BEGIN PROVIDED DATA

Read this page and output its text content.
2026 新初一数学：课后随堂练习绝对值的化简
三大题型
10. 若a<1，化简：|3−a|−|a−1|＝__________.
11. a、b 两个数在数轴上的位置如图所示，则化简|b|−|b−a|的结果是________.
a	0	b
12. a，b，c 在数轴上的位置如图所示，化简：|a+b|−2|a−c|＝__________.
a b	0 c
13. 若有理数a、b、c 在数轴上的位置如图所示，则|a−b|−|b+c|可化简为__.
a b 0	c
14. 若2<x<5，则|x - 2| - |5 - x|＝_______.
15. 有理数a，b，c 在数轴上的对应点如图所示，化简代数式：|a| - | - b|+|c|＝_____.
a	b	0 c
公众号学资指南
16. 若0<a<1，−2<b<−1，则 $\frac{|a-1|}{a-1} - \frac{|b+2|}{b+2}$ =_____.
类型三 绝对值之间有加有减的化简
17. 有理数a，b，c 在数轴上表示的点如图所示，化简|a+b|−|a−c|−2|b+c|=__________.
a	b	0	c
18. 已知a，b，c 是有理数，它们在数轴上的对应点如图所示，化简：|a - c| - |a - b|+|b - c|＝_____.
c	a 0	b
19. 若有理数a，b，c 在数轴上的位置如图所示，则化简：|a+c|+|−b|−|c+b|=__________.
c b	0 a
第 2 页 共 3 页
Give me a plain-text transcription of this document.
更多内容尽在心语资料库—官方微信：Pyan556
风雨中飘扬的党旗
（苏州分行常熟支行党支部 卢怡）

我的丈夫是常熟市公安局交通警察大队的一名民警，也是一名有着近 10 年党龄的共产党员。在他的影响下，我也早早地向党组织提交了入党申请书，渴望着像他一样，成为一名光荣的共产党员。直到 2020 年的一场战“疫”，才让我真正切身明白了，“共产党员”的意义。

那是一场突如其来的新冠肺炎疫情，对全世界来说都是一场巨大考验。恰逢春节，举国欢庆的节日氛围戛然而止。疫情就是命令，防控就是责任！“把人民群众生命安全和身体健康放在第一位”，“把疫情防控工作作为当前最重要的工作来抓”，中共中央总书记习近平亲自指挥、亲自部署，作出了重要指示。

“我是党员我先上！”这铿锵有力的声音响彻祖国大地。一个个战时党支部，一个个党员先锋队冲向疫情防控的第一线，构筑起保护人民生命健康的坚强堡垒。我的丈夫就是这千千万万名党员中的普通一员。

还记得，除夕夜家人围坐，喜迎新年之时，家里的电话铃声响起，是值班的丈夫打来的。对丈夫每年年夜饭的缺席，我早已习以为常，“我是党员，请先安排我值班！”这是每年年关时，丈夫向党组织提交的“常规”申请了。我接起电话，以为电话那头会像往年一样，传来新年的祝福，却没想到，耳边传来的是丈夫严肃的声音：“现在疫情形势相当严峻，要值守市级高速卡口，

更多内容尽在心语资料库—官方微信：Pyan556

END PROVIDED DATA

* [GOAL]: Write the entries again, exactly as they stand.

* [COMPLETE OUTPUT]:
Read this page and output its text content.
2026 新初一数学：课后随堂练习绝对值的化简
三大题型
10. 若a<1，化简：|3−a|−|a−1|＝__________.
11. a、b 两个数在数轴上的位置如图所示，则化简|b|−|b−a|的结果是________.
a	0	b
12. a，b，c 在数轴上的位置如图所示，化简：|a+b|−2|a−c|＝__________.
a b	0 c
13. 若有理数a、b、c 在数轴上的位置如图所示，则|a−b|−|b+c|可化简为__.
a b 0	c
14. 若2<x<5，则|x - 2| - |5 - x|＝_______.
15. 有理数a，b，c 在数轴上的对应点如图所示，化简代数式：|a| - | - b|+|c|＝_____.
a	b	0 c
公众号学资指南
16. 若0<a<1，−2<b<−1，则 $\frac{|a-1|}{a-1} - \frac{|b+2|}{b+2}$ =_____.
类型三 绝对值之间有加有减的化简
17. 有理数a，b，c 在数轴上表示的点如图所示，化简|a+b|−|a−c|−2|b+c|=__________.
a	b	0	c
18. 已知a，b，c 是有理数，它们在数轴上的对应点如图所示，化简：|a - c| - |a - b|+|b - c|＝_____.
c	a 0	b
19. 若有理数a，b，c 在数轴上的位置如图所示，则化简：|a+c|+|−b|−|c+b|=__________.
c b	0 a
第 2 页 共 3 页
Give me a plain-text transcription of this document.
更多内容尽在心语资料库—官方微信：Pyan556
风雨中飘扬的党旗
（苏州分行常熟支行党支部 卢怡）

我的丈夫是常熟市公安局交通警察大队的一名民警，也是一名有着近 10 年党龄的共产党员。在他的影响下，我也早早地向党组织提交了入党申请书，渴望着像他一样，成为一名光荣的共产党员。直到 2020 年的一场战“疫”，才让我真正切身明白了，“共产党员”的意义。

那是一场突如其来的新冠肺炎疫情，对全世界来说都是一场巨大考验。恰逢春节，举国欢庆的节日氛围戛然而止。疫情就是命令，防控就是责任！“把人民群众生命安全和身体健康放在第一位”，“把疫情防控工作作为当前最重要的工作来抓”，中共中央总书记习近平亲自指挥、亲自部署，作出了重要指示。

“我是党员我先上！”这铿锵有力的声音响彻祖国大地。一个个战时党支部，一个个党员先锋队冲向疫情防控的第一线，构筑起保护人民生命健康的坚强堡垒。我的丈夫就是这千千万万名党员中的普通一员。

还记得，除夕夜家人围坐，喜迎新年之时，家里的电话铃声响起，是值班的丈夫打来的。对丈夫每年年夜饭的缺席，我早已习以为常，“我是党员，请先安排我值班！”这是每年年关时，丈夫向党组织提交的“常规”申请了。我接起电话，以为电话那头会像往年一样，传来新年的祝福，却没想到，耳边传来的是丈夫严肃的声音：“现在疫情形势相当严峻，要值守市级高速卡口，

更多内容尽在心语资料库—官方微信：Pyan556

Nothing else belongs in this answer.